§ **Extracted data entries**

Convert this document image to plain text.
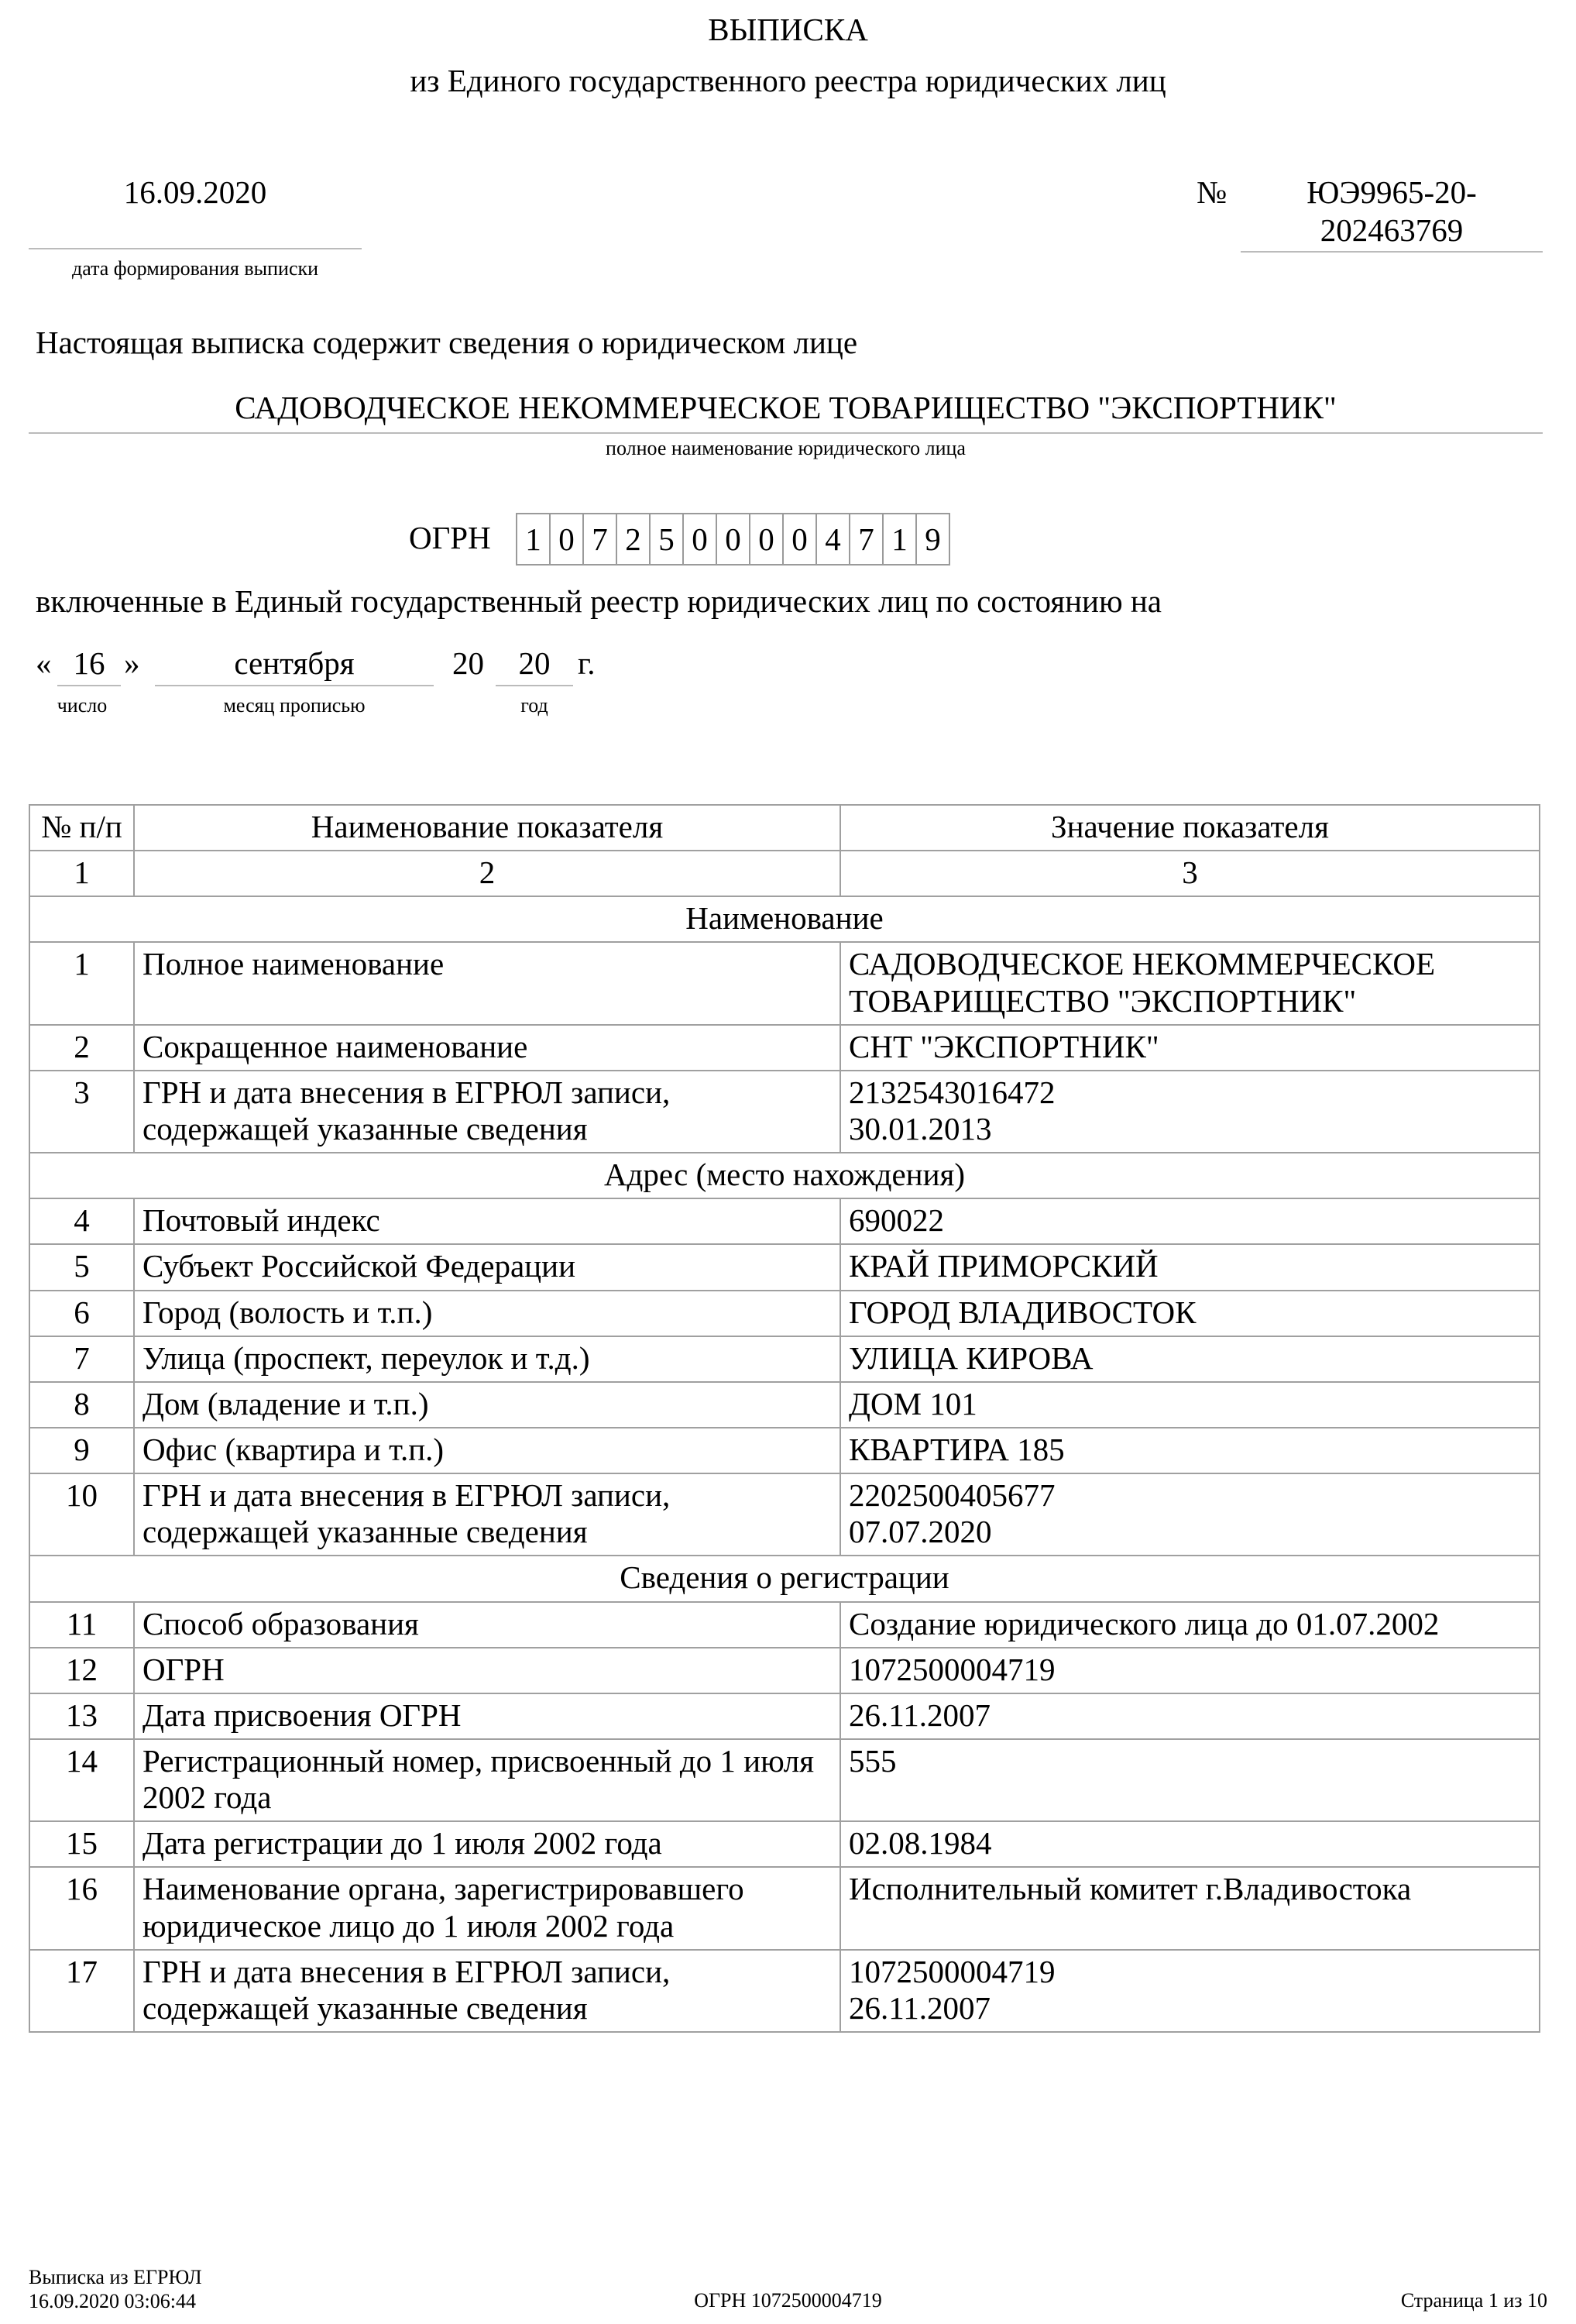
ВЫПИСКА
из Единого государственного реестра юридических лиц
16.09.2020
дата формирования выписки
№	ЮЭ9965-20-
202463769
Настоящая выписка содержит сведения о юридическом лице
САДОВОДЧЕСКОЕ НЕКОММЕРЧЕСКОЕ ТОВАРИЩЕСТВО "ЭКСПОРТНИК"
полное наименование юридического лица
ОГРН 1 0 7 2 5 0 0 0 0 4 7 1 9
включенные в Единый государственный реестр юридических лиц по состоянию на
« 16 »	сентября	20	20 г.
число	месяц прописью	год
№ п/п	Наименование показателя	Значение показателя
1	2	3
Наименование		
1	Полное наименование	САДОВОДЧЕСКОЕ НЕКОММЕРЧЕСКОЕ ТОВАРИЩЕСТВО "ЭКСПОРТНИК"
2	Сокращенное наименование	СНТ "ЭКСПОРТНИК"
3	ГРН и дата внесения в ЕГРЮЛ записи, содержащей указанные сведения	2132543016472
30.01.2013

Адрес (место нахождения)		
4	Почтовый индекс	690022
5	Субъект Российской Федерации	КРАЙ ПРИМОРСКИЙ
6	Город (волость и т.п.)	ГОРОД ВЛАДИВОСТОК
7	Улица (проспект, переулок и т.д.)	УЛИЦА КИРОВА
8	Дом (владение и т.п.)	ДОМ 101
9	Офис (квартира и т.п.)	КВАРТИРА 185
10	ГРН и дата внесения в ЕГРЮЛ записи, содержащей указанные сведения	2202500405677
07.07.2020

Сведения о регистрации		
11	Способ образования	Создание юридического лица до 01.07.2002
12	ОГРН	1072500004719
13	Дата присвоения ОГРН	26.11.2007
14	Регистрационный номер, присвоенный до 1 июля 2002 года	555
15	Дата регистрации до 1 июля 2002 года	02.08.1984
16	Наименование органа, зарегистрировавшего юридическое лицо до 1 июля 2002 года	Исполнительный комитет г.Владивостока
17	ГРН и дата внесения в ЕГРЮЛ записи, содержащей указанные сведения	1072500004719
26.11.2007
Выписка из ЕГРЮЛ
16.09.2020 03:06:44	ОГРН 1072500004719	Страница 1 из 10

§ **What to work on**
Repeat the records above exactly, omitting every picture.

§ **Solution for this problem**
Convert this document image to plain text.
ВЫПИСКА
из Единого государственного реестра юридических лиц
16.09.2020
дата формирования выписки
№	ЮЭ9965-20-
202463769
Настоящая выписка содержит сведения о юридическом лице
САДОВОДЧЕСКОЕ НЕКОММЕРЧЕСКОЕ ТОВАРИЩЕСТВО "ЭКСПОРТНИК"
полное наименование юридического лица
ОГРН 1 0 7 2 5 0 0 0 0 4 7 1 9
включенные в Единый государственный реестр юридических лиц по состоянию на
« 16 »	сентября	20	20 г.
число	месяц прописью	год
№ п/п	Наименование показателя	Значение показателя
1	2	3
Наименование		
1	Полное наименование	САДОВОДЧЕСКОЕ НЕКОММЕРЧЕСКОЕ ТОВАРИЩЕСТВО "ЭКСПОРТНИК"
2	Сокращенное наименование	СНТ "ЭКСПОРТНИК"
3	ГРН и дата внесения в ЕГРЮЛ записи, содержащей указанные сведения	2132543016472
30.01.2013

Адрес (место нахождения)		
4	Почтовый индекс	690022
5	Субъект Российской Федерации	КРАЙ ПРИМОРСКИЙ
6	Город (волость и т.п.)	ГОРОД ВЛАДИВОСТОК
7	Улица (проспект, переулок и т.д.)	УЛИЦА КИРОВА
8	Дом (владение и т.п.)	ДОМ 101
9	Офис (квартира и т.п.)	КВАРТИРА 185
10	ГРН и дата внесения в ЕГРЮЛ записи, содержащей указанные сведения	2202500405677
07.07.2020

Сведения о регистрации		
11	Способ образования	Создание юридического лица до 01.07.2002
12	ОГРН	1072500004719
13	Дата присвоения ОГРН	26.11.2007
14	Регистрационный номер, присвоенный до 1 июля 2002 года	555
15	Дата регистрации до 1 июля 2002 года	02.08.1984
16	Наименование органа, зарегистрировавшего юридическое лицо до 1 июля 2002 года	Исполнительный комитет г.Владивостока
17	ГРН и дата внесения в ЕГРЮЛ записи, содержащей указанные сведения	1072500004719
26.11.2007
Выписка из ЕГРЮЛ
16.09.2020 03:06:44	ОГРН 1072500004719	Страница 1 из 10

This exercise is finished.